__EXERCISE INPUTS__:
· · · · ·
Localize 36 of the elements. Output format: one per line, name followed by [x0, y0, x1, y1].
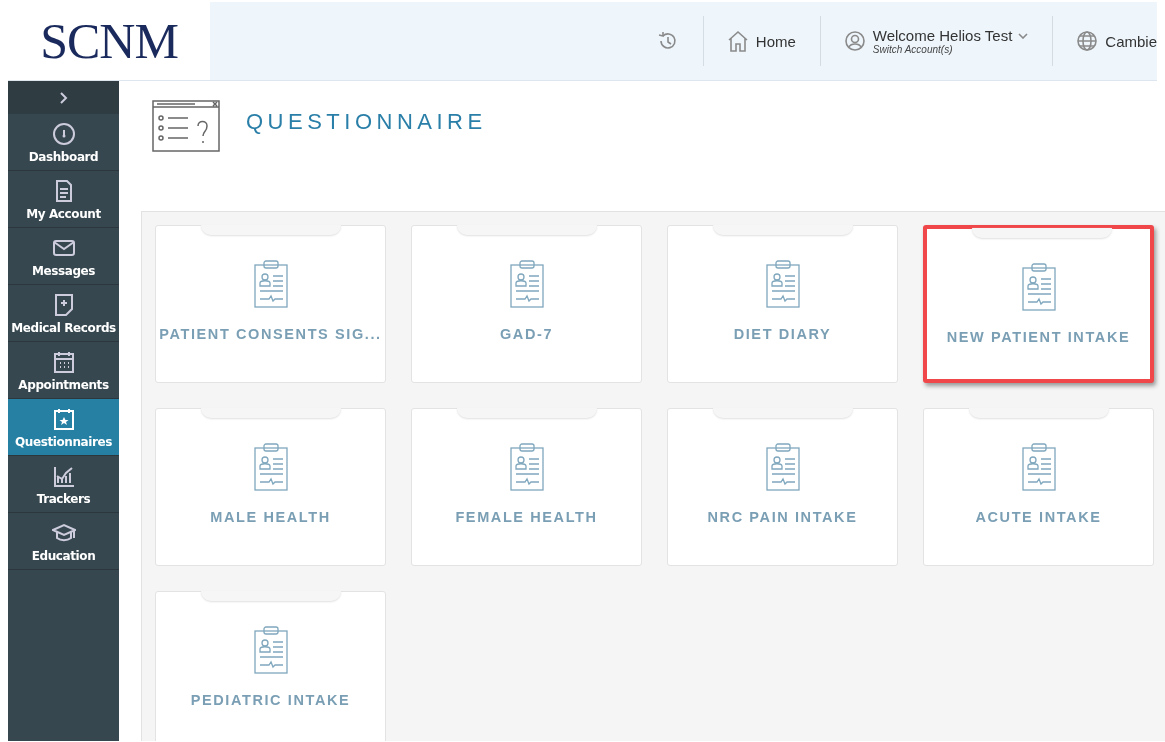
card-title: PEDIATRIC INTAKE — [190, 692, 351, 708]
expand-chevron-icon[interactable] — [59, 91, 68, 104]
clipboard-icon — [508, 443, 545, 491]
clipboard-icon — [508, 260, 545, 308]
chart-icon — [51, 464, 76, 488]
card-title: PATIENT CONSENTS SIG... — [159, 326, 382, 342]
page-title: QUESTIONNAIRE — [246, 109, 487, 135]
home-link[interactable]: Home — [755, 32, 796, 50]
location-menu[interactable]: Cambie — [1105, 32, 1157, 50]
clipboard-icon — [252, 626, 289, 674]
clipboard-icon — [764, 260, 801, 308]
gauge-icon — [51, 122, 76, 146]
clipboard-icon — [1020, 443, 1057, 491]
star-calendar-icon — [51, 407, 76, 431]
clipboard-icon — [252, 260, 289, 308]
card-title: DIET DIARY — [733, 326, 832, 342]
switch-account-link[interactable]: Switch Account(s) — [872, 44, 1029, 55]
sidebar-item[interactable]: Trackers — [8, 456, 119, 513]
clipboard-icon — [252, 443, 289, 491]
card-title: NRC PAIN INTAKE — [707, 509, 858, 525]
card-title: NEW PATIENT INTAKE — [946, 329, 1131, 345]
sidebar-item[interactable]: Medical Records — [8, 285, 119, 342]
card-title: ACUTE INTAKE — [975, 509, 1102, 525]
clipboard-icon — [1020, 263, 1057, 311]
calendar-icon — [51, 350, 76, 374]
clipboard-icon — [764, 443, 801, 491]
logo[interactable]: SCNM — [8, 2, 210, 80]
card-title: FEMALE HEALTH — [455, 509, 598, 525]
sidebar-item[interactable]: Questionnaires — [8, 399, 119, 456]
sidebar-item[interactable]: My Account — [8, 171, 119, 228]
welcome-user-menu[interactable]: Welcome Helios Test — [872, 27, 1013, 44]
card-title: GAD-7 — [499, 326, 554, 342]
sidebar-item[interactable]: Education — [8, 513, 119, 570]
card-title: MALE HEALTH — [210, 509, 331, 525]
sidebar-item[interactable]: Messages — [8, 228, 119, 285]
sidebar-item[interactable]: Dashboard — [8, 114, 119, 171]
· · · · ·
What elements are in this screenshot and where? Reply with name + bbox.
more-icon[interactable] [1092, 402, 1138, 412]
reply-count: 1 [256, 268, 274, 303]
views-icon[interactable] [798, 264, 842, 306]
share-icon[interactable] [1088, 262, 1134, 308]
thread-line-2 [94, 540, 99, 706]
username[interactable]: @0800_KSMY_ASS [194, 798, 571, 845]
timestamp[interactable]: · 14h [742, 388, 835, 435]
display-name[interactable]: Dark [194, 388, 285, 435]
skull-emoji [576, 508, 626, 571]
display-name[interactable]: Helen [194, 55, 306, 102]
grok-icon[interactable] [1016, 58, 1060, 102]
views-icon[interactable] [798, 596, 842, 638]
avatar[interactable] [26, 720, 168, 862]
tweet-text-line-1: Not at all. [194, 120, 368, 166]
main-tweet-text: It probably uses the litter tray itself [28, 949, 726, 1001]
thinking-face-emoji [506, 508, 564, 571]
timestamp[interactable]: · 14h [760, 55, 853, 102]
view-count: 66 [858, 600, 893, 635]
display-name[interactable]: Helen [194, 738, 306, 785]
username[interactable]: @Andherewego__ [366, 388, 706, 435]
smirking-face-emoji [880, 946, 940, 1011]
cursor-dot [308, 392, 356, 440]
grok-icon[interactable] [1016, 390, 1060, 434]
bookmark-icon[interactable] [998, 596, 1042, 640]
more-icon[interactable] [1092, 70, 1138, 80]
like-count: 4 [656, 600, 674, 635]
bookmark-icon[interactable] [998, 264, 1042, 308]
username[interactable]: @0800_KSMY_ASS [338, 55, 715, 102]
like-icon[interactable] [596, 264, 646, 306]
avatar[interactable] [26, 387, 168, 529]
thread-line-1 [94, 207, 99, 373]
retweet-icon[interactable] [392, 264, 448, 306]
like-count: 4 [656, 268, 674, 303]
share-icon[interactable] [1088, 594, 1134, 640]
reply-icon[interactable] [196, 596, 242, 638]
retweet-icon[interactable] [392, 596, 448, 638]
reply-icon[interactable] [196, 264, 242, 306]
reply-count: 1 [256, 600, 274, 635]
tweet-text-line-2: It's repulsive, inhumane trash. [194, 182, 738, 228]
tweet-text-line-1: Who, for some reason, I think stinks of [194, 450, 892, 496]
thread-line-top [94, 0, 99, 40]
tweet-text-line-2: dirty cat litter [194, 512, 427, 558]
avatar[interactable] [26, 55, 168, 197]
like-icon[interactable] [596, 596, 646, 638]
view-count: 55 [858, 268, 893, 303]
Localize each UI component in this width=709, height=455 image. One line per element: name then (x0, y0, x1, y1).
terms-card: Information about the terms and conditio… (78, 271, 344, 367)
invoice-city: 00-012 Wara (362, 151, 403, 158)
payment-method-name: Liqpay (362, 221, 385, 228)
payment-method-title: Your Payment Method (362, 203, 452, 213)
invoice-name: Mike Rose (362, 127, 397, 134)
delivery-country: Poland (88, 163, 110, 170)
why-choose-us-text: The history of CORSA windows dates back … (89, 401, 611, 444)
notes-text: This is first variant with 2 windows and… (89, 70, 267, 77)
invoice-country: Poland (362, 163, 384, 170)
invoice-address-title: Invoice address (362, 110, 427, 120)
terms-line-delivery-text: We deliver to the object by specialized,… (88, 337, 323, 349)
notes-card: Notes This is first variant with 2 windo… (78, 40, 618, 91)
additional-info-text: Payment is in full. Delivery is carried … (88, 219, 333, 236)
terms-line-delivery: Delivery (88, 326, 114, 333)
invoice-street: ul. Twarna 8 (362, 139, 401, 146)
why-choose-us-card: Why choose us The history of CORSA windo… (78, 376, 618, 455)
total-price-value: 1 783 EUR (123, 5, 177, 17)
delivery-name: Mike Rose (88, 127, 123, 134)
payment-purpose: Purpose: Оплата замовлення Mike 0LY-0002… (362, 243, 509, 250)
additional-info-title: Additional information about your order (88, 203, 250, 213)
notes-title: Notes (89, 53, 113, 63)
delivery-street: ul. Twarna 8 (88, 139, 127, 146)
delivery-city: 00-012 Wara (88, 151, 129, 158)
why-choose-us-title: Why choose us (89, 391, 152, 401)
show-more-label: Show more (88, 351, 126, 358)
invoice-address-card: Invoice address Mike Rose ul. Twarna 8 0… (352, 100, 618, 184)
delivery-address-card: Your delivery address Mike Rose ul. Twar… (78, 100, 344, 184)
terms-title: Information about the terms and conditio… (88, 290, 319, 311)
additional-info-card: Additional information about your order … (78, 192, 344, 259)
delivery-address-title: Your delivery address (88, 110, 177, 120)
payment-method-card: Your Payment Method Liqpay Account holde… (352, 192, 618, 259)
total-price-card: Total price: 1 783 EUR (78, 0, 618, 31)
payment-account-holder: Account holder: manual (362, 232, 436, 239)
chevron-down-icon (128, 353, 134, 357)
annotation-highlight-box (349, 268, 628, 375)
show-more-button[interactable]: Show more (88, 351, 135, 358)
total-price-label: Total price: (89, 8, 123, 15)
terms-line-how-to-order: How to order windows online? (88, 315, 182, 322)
· · · · ·
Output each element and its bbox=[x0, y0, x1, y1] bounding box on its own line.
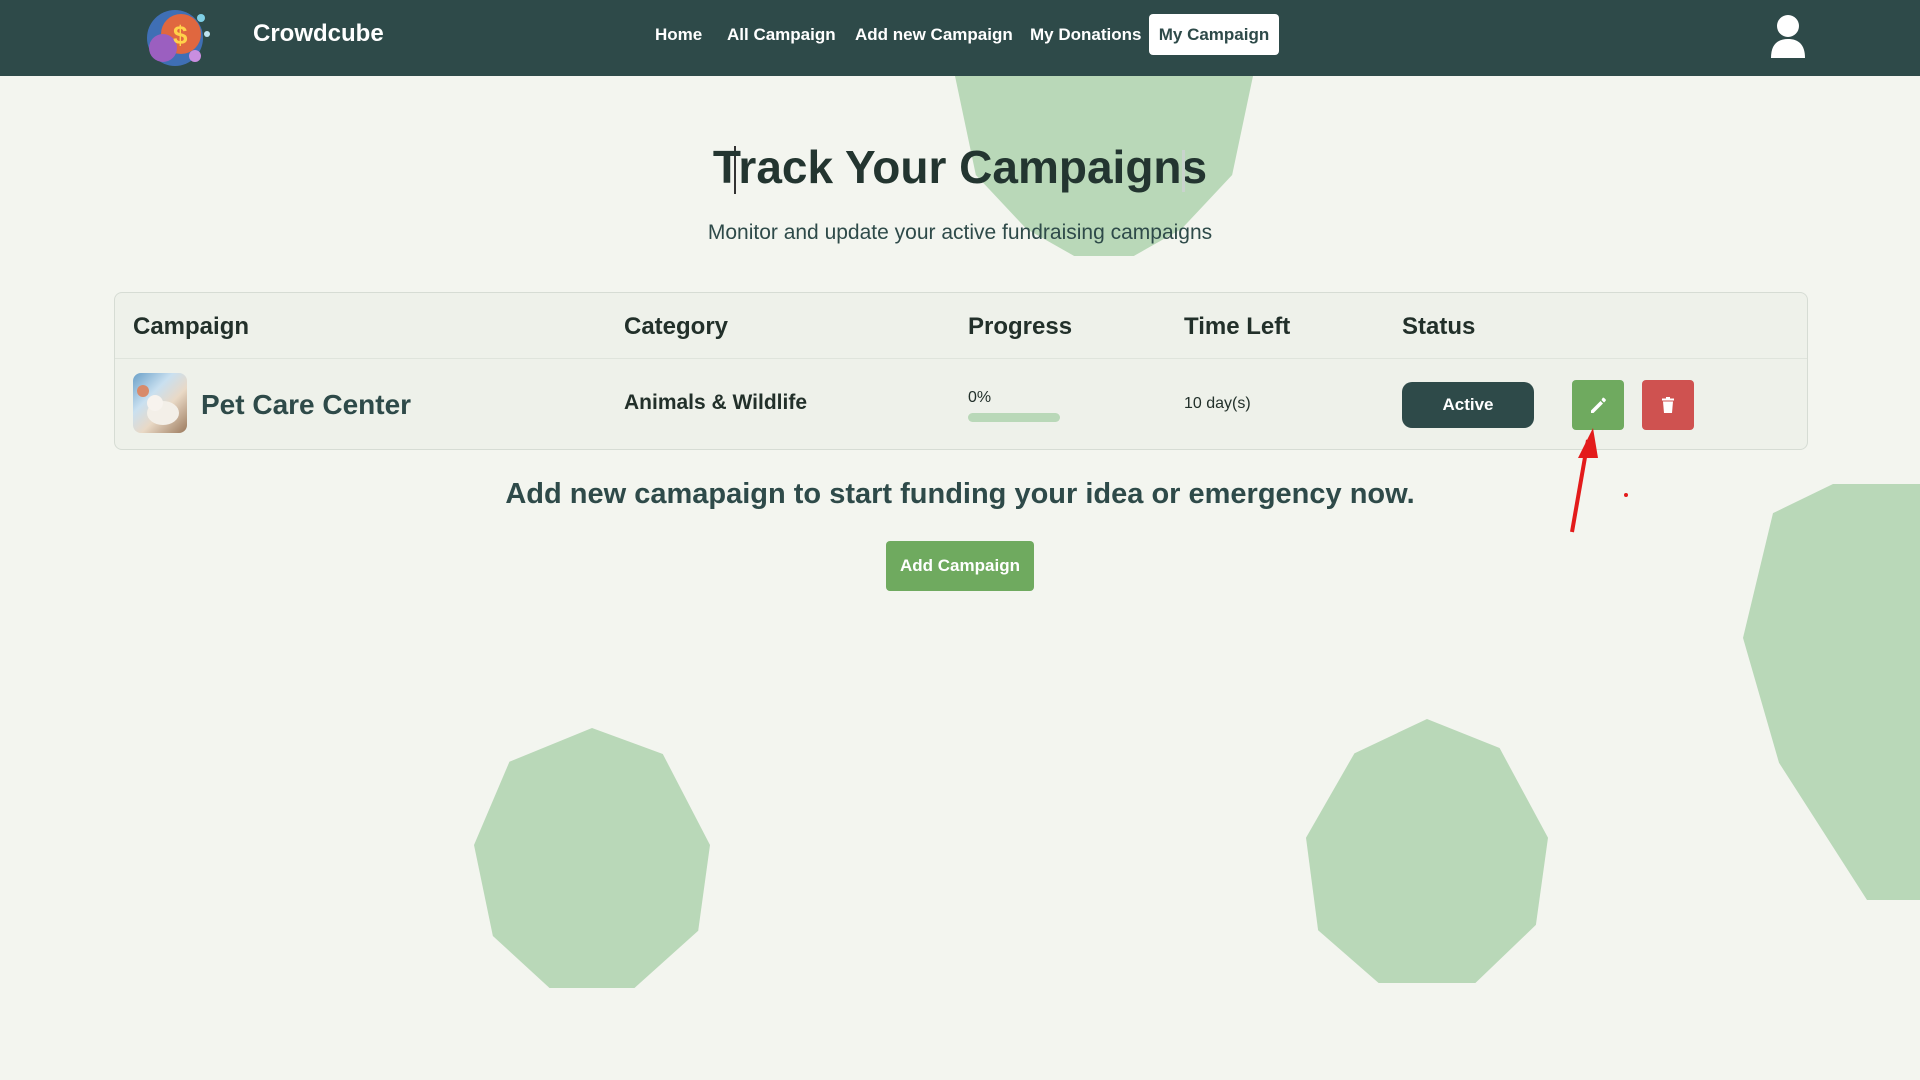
· · · · ·
Lay out the lines between the line containing "Localize 36 of" and the line containing "card-title: GAD-7 — [499, 326, 554, 342]", inclusive, as a JSON list of strings with one string per line and no blank lines. Leave the pictures out.

[
  "Localize 36 of the elements. Output format: one per line, name followed by [x0, y0, x1, y1].",
  "card-title: PEDIATRIC INTAKE — [190, 692, 351, 708]",
  "expand-chevron-icon[interactable] — [59, 91, 68, 104]",
  "clipboard-icon — [508, 443, 545, 491]",
  "clipboard-icon — [508, 260, 545, 308]",
  "chart-icon — [51, 464, 76, 488]",
  "card-title: PATIENT CONSENTS SIG... — [159, 326, 382, 342]",
  "page-title: QUESTIONNAIRE — [246, 109, 487, 135]",
  "home-link[interactable]: Home — [755, 32, 796, 50]",
  "location-menu[interactable]: Cambie — [1105, 32, 1157, 50]",
  "clipboard-icon — [252, 626, 289, 674]",
  "clipboard-icon — [764, 260, 801, 308]",
  "gauge-icon — [51, 122, 76, 146]",
  "clipboard-icon — [1020, 443, 1057, 491]",
  "star-calendar-icon — [51, 407, 76, 431]",
  "clipboard-icon — [252, 260, 289, 308]",
  "card-title: DIET DIARY — [733, 326, 832, 342]",
  "switch-account-link[interactable]: Switch Account(s) — [872, 44, 1029, 55]",
  "sidebar-item[interactable]: Trackers — [8, 456, 119, 513]",
  "clipboard-icon — [252, 443, 289, 491]",
  "card-title: NRC PAIN INTAKE — [707, 509, 858, 525]",
  "card-title: NEW PATIENT INTAKE — [946, 329, 1131, 345]",
  "sidebar-item[interactable]: Medical Records — [8, 285, 119, 342]",
  "card-title: ACUTE INTAKE — [975, 509, 1102, 525]",
  "clipboard-icon — [1020, 263, 1057, 311]",
  "calendar-icon — [51, 350, 76, 374]",
  "clipboard-icon — [764, 443, 801, 491]",
  "logo[interactable]: SCNM — [8, 2, 210, 80]",
  "card-title: FEMALE HEALTH — [455, 509, 598, 525]",
  "sidebar-item[interactable]: Questionnaires — [8, 399, 119, 456]",
  "sidebar-item[interactable]: My Account — [8, 171, 119, 228]",
  "welcome-user-menu[interactable]: Welcome Helios Test — [872, 27, 1013, 44]",
  "card-title: GAD-7 — [499, 326, 554, 342]"
]